Give only the number of lines that contain the word "this".

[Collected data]
· · · · ·

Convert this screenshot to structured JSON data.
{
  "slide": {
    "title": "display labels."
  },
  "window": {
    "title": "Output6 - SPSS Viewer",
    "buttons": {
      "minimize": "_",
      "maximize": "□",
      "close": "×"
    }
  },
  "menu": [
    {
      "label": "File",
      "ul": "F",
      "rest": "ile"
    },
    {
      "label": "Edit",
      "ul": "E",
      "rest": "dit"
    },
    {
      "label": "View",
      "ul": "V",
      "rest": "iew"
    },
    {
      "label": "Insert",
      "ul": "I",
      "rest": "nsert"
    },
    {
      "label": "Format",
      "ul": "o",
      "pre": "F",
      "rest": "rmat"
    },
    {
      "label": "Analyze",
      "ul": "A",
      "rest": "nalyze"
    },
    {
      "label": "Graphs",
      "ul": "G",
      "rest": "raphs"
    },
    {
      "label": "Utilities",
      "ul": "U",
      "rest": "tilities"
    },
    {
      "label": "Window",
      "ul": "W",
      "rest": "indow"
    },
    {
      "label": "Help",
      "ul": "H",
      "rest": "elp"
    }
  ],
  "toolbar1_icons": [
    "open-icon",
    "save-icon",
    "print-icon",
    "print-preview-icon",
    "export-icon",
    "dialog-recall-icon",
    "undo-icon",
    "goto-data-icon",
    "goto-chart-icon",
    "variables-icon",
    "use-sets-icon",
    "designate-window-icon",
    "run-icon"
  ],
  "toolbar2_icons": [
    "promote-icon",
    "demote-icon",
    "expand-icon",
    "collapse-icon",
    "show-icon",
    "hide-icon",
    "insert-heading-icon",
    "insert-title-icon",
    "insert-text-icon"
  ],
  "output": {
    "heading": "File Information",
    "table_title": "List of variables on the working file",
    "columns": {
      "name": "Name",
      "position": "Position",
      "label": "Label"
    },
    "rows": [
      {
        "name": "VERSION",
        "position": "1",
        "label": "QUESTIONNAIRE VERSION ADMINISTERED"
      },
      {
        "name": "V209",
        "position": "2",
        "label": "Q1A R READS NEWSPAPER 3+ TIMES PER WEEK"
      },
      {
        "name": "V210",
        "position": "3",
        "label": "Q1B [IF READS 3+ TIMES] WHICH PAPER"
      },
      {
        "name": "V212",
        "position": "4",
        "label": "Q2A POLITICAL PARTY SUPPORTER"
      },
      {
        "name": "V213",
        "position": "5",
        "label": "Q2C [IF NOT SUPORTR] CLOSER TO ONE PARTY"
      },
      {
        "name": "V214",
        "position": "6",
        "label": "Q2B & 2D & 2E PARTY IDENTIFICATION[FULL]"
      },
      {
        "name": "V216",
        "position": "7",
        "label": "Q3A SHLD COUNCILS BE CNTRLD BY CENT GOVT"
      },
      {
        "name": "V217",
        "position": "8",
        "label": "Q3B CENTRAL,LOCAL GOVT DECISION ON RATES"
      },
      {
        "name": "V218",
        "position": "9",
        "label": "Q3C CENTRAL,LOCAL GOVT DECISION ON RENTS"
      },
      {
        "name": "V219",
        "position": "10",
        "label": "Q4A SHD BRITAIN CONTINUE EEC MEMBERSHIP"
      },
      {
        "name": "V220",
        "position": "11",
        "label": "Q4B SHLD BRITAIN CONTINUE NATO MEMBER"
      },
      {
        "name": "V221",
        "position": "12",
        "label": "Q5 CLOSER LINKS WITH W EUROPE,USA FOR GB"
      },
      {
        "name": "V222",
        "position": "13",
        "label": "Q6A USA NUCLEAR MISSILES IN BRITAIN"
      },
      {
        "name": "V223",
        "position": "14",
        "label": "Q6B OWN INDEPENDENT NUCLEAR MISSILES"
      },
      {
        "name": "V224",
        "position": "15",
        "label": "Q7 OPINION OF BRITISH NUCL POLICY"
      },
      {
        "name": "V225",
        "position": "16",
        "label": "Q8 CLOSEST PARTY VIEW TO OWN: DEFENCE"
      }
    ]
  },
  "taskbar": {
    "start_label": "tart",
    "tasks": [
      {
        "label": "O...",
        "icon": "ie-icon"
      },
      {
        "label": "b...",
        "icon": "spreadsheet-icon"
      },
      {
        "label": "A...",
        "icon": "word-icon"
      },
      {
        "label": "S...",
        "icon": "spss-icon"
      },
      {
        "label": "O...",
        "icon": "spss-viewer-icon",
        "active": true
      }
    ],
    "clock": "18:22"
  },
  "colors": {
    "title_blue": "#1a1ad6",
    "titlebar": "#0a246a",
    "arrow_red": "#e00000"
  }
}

· · · · ·

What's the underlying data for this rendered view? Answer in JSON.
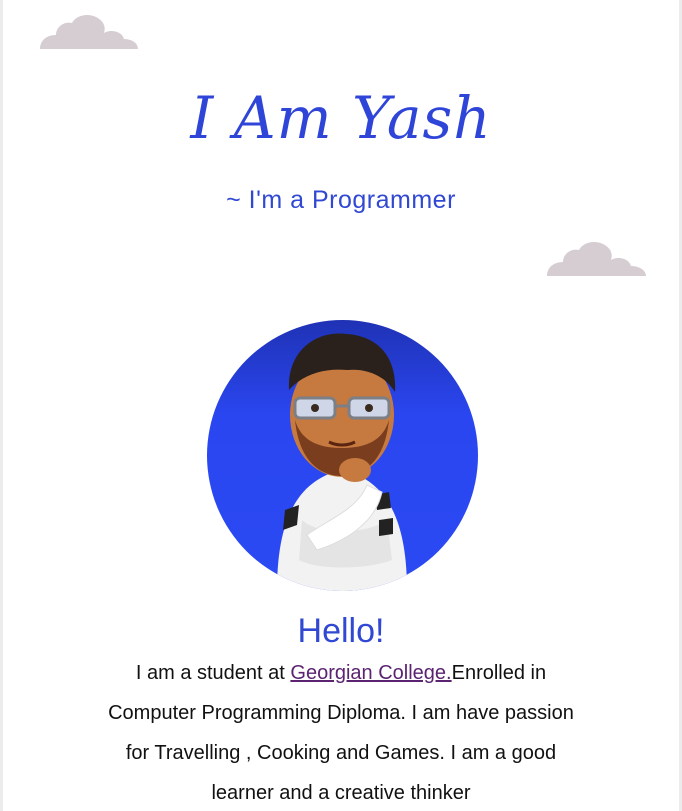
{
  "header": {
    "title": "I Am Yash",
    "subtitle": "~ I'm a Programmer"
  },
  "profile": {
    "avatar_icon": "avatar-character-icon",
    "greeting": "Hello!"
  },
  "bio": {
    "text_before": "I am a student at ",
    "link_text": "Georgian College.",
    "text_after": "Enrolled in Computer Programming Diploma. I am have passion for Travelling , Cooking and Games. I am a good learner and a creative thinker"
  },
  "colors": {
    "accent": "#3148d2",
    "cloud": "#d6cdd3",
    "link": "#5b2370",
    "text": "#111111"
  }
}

· · · · ·

• **Correct answer**:
2